◆ SHORT TASK
Search the records for "screenshot". Copy every line where it appears.

## START DATA SHOWN

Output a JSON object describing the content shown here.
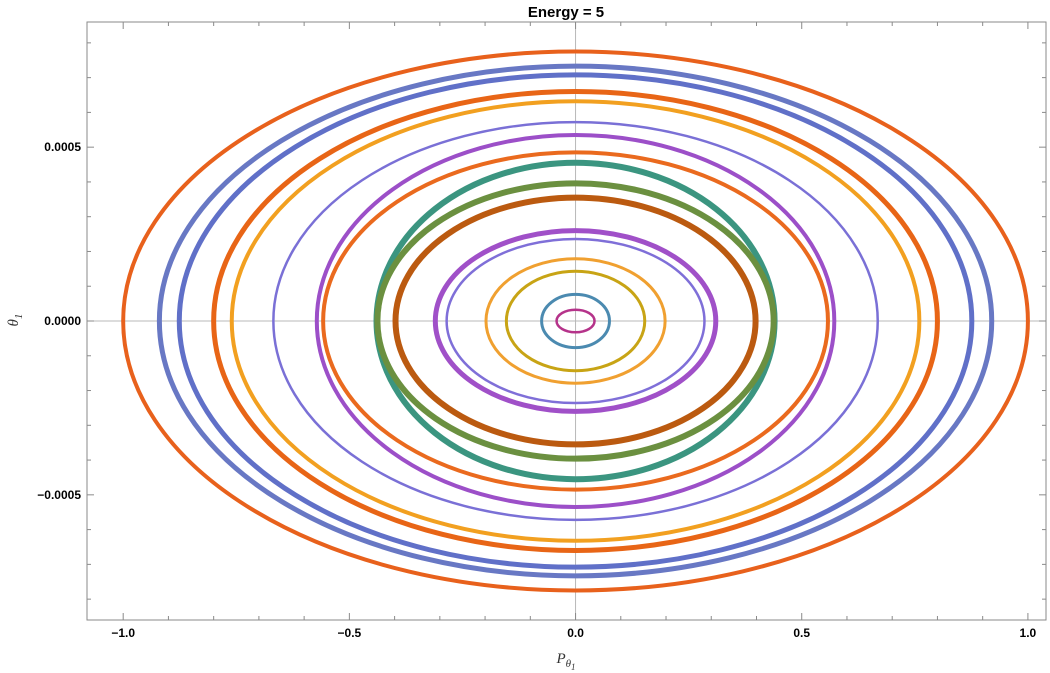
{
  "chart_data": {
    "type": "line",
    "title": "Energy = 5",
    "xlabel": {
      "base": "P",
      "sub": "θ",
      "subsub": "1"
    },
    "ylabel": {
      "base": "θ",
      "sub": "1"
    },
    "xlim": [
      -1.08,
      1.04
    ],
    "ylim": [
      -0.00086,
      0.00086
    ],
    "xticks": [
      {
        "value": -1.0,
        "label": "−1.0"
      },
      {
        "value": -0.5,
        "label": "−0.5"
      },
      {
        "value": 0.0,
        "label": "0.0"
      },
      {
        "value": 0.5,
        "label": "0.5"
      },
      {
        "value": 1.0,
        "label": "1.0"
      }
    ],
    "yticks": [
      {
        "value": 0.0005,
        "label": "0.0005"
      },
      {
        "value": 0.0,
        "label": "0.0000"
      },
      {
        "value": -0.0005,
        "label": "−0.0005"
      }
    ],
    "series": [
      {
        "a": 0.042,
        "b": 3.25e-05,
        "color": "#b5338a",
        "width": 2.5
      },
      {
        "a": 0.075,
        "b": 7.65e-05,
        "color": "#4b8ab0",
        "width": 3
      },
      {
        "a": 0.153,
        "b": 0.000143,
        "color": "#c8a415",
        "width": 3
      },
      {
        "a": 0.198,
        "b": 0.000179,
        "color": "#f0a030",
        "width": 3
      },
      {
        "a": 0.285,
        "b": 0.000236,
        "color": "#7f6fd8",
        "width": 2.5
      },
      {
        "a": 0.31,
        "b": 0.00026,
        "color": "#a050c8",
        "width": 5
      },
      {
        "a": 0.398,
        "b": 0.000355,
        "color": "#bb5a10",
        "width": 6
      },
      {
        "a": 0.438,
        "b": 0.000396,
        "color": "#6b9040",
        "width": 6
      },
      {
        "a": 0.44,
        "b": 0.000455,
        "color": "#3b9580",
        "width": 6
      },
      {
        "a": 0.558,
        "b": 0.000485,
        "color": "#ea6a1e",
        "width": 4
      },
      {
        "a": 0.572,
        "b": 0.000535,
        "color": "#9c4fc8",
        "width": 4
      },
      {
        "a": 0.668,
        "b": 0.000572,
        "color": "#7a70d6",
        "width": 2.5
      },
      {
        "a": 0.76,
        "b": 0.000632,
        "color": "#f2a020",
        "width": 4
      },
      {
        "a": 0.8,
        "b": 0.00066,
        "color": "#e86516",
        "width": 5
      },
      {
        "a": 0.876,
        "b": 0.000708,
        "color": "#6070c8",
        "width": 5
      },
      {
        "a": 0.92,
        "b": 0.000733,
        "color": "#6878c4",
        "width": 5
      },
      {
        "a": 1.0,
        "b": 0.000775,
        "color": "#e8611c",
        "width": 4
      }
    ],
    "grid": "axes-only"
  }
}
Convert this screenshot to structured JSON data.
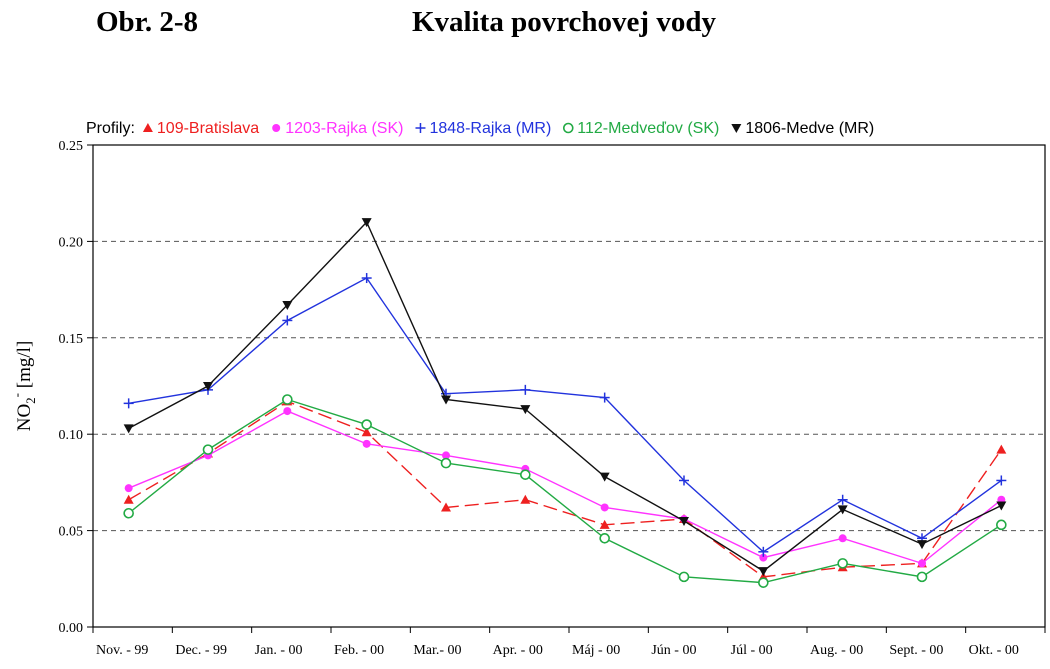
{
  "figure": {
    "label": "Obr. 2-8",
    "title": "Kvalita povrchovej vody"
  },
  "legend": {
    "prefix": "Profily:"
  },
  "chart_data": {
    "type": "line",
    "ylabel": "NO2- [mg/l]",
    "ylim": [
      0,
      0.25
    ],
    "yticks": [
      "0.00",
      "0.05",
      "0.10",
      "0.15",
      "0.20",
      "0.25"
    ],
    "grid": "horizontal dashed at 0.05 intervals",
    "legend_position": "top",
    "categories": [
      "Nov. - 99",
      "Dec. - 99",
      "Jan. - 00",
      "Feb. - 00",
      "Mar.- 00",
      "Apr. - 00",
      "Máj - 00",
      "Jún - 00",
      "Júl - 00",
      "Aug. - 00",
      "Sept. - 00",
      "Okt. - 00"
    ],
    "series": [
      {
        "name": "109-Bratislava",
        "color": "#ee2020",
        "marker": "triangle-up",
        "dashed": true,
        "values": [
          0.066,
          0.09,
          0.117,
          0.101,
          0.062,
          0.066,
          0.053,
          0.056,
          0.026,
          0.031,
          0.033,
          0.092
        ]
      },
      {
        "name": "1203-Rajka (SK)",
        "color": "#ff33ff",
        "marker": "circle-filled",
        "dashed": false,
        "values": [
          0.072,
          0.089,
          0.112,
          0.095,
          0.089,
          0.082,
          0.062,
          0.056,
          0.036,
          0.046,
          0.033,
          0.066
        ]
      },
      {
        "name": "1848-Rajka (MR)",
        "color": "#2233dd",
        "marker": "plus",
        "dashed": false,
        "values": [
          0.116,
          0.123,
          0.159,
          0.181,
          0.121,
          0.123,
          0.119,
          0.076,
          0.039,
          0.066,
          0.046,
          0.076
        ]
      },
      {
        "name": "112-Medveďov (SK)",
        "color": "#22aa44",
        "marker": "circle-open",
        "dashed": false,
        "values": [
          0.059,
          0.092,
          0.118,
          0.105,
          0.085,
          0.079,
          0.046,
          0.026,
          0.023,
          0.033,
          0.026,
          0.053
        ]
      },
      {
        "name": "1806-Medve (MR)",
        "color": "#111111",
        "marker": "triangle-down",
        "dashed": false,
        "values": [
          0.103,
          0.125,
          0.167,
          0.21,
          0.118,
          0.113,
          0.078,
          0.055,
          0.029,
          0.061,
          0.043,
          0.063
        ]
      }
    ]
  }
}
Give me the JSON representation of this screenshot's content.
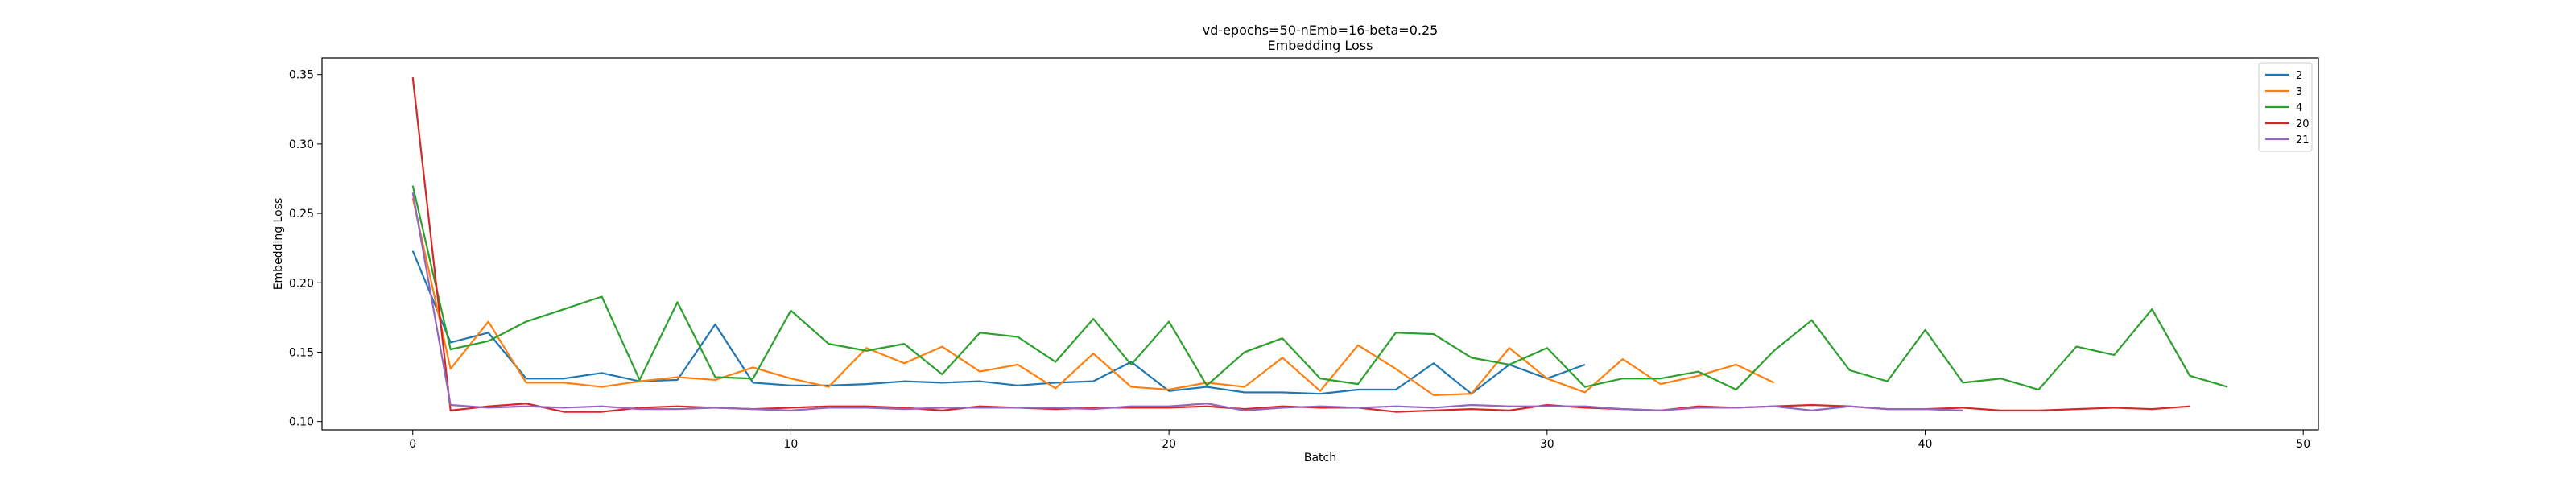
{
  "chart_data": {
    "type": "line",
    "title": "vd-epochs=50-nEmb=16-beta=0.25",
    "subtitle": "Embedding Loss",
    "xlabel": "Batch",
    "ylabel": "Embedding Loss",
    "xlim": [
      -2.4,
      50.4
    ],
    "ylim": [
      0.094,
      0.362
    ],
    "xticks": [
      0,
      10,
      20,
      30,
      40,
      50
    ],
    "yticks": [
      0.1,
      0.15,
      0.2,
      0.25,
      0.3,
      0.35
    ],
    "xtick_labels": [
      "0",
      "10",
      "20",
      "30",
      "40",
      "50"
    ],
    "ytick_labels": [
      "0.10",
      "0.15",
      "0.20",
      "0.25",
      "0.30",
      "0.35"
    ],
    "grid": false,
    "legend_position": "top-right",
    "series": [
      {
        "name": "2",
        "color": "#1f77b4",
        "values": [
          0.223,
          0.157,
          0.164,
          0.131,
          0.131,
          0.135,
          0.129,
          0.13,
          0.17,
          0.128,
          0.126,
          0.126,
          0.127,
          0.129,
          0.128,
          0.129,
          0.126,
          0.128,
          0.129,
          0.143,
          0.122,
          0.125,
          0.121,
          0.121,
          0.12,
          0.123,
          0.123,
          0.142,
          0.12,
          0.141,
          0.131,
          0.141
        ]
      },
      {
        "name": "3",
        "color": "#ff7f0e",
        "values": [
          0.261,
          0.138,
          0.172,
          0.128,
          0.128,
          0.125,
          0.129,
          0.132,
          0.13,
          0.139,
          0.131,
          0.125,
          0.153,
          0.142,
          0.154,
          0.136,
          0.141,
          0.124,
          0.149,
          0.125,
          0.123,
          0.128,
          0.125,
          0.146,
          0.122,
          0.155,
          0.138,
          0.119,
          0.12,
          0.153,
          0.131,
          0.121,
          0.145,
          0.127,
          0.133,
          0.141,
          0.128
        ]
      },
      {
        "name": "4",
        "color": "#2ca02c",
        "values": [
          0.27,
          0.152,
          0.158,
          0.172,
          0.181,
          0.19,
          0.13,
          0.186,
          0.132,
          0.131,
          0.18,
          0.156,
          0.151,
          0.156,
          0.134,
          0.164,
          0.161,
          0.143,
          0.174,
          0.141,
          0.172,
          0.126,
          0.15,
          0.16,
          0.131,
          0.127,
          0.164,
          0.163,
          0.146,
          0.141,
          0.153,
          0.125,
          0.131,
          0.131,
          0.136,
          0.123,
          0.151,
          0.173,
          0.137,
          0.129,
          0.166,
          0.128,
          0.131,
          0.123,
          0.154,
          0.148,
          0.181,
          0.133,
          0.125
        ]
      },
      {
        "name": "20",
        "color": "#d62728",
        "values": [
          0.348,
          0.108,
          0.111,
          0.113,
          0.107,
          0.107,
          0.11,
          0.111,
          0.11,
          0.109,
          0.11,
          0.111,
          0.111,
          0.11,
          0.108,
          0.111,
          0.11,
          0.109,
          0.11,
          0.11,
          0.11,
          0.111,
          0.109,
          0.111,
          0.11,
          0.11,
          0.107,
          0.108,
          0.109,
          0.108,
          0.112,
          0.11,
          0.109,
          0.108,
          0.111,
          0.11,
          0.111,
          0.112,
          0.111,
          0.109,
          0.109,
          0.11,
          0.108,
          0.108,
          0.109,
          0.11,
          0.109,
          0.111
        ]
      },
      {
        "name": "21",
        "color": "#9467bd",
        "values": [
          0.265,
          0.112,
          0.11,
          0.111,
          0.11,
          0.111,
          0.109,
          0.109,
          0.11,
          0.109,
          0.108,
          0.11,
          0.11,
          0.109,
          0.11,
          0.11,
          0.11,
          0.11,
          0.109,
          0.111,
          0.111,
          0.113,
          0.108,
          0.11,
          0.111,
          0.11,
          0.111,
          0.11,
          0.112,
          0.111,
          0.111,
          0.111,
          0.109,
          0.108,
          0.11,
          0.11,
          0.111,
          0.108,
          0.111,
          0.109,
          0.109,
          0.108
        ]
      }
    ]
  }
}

## END DATA SHOWN

◆ TASK ANSWER
Convert this screenshot to structured JSON data.
Give me the JSON representation of this screenshot's content.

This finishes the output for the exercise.